▸ **What the task requires**
Keep the pictures out of the copy and repeat the records exactly.

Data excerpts
::::
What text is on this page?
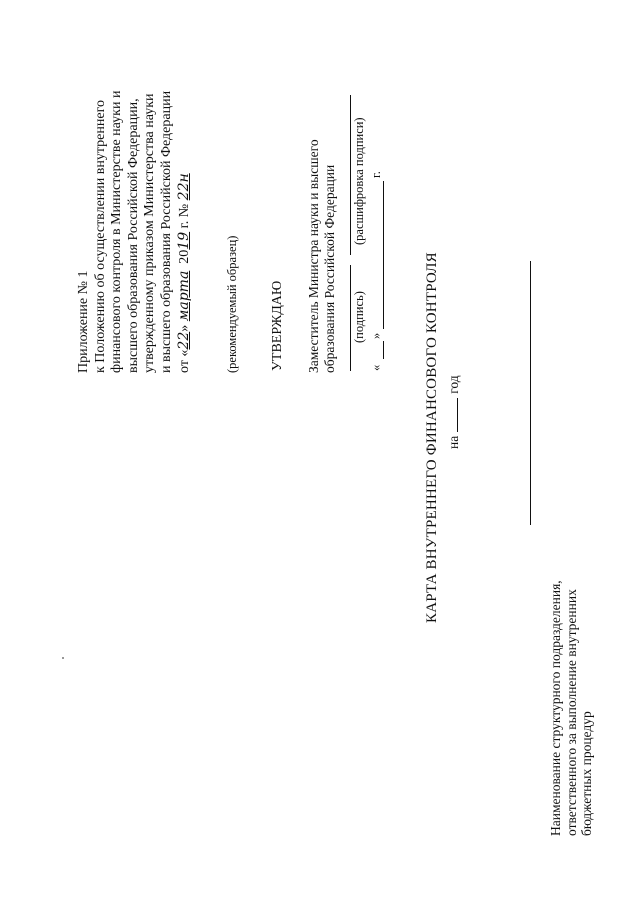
Приложение № 1 к Положению об осуществлении внутреннего финансового контроля в Министерстве науки и высшего образования Российской Федерации, утвержденному приказом Министерства науки и высшего образования Российской Федерации от «22» марта  2019 г. № 22н
(рекомендуемый образец) УТВЕРЖДАЮ Заместитель Министра науки и высшего образования Российской Федерации (подпись)
(расшифровка подписи)
«
»
г.
КАРТА ВНУТРЕННЕГО ФИНАНСОВОГО КОНТРОЛЯ нагод
Наименование структурного подразделения, ответственного за выполнение внутренних бюджетных процедур
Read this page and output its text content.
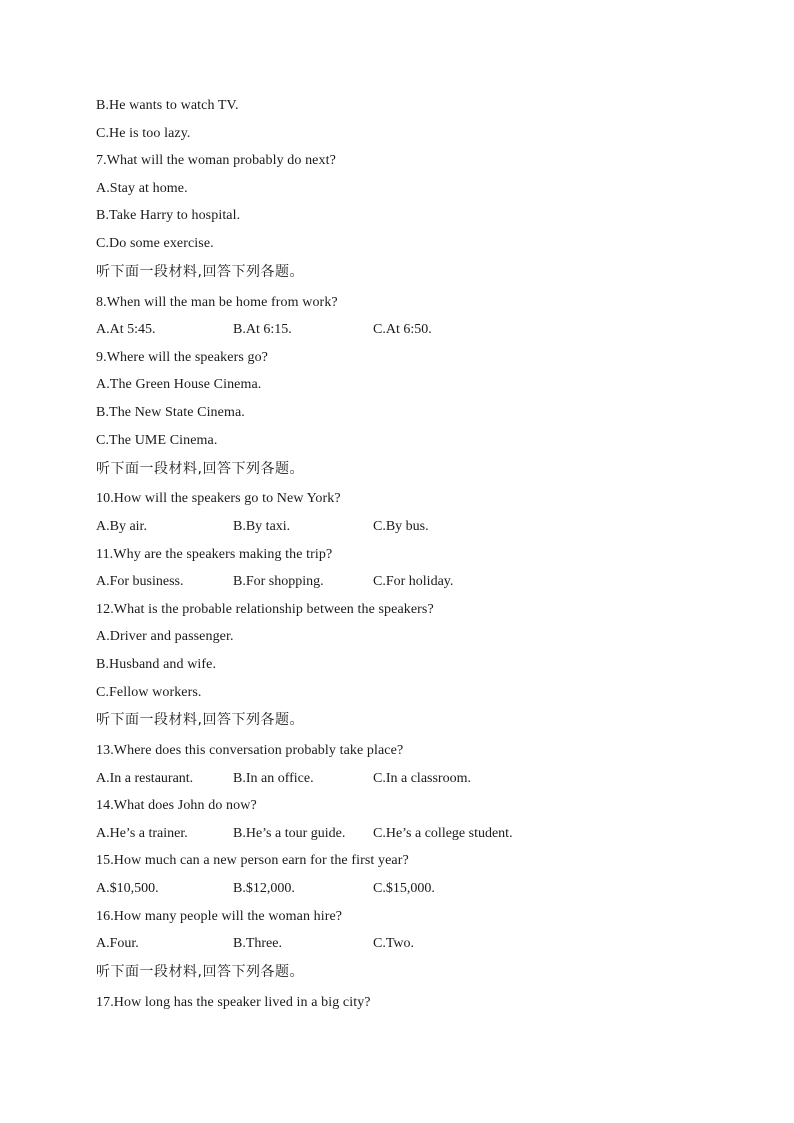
B.He wants to watch TV.
C.He is too lazy.
7.What will the woman probably do next?
A.Stay at home.
B.Take Harry to hospital.
C.Do some exercise.
听下面一段材料,回答下列各题。
8.When will the man be home from work?
A.At 5:45.	B.At 6:15.	C.At 6:50.
9.Where will the speakers go?
A.The Green House Cinema.
B.The New State Cinema.
C.The UME Cinema.
听下面一段材料,回答下列各题。
10.How will the speakers go to New York?
A.By air.	B.By taxi.	C.By bus.
11.Why are the speakers making the trip?
A.For business.	B.For shopping.	C.For holiday.
12.What is the probable relationship between the speakers?
A.Driver and passenger.
B.Husband and wife.
C.Fellow workers.
听下面一段材料,回答下列各题。
13.Where does this conversation probably take place?
A.In a restaurant.	B.In an office.	C.In a classroom.
14.What does John do now?
A.He’s a trainer.	B.He’s a tour guide. C.He’s a college student.
15.How much can a new person earn for the first year?
A.$10,500.	B.$12,000.	C.$15,000.
16.How many people will the woman hire?
A.Four.	B.Three.	C.Two.
听下面一段材料,回答下列各题。
17.How long has the speaker lived in a big city?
::::
▸ **Exercise solution**
What text is on this page?
Приложение № 1 к Положению об осуществлении внутреннего финансового контроля в Министерстве науки и высшего образования Российской Федерации, утвержденному приказом Министерства науки и высшего образования Российской Федерации от «22» марта  2019 г. № 22н
(рекомендуемый образец) УТВЕРЖДАЮ Заместитель Министра науки и высшего образования Российской Федерации (подпись)
(расшифровка подписи)
«
»
г.
КАРТА ВНУТРЕННЕГО ФИНАНСОВОГО КОНТРОЛЯ нагод
Наименование структурного подразделения, ответственного за выполнение внутренних бюджетных процедур
Read this page and output its text content.
B.He wants to watch TV.
C.He is too lazy.
7.What will the woman probably do next?
A.Stay at home.
B.Take Harry to hospital.
C.Do some exercise.
听下面一段材料,回答下列各题。
8.When will the man be home from work?
A.At 5:45.	B.At 6:15.	C.At 6:50.
9.Where will the speakers go?
A.The Green House Cinema.
B.The New State Cinema.
C.The UME Cinema.
听下面一段材料,回答下列各题。
10.How will the speakers go to New York?
A.By air.	B.By taxi.	C.By bus.
11.Why are the speakers making the trip?
A.For business.	B.For shopping.	C.For holiday.
12.What is the probable relationship between the speakers?
A.Driver and passenger.
B.Husband and wife.
C.Fellow workers.
听下面一段材料,回答下列各题。
13.Where does this conversation probably take place?
A.In a restaurant.	B.In an office.	C.In a classroom.
14.What does John do now?
A.He’s a trainer.	B.He’s a tour guide. C.He’s a college student.
15.How much can a new person earn for the first year?
A.$10,500.	B.$12,000.	C.$15,000.
16.How many people will the woman hire?
A.Four.	B.Three.	C.Two.
听下面一段材料,回答下列各题。
17.How long has the speaker lived in a big city?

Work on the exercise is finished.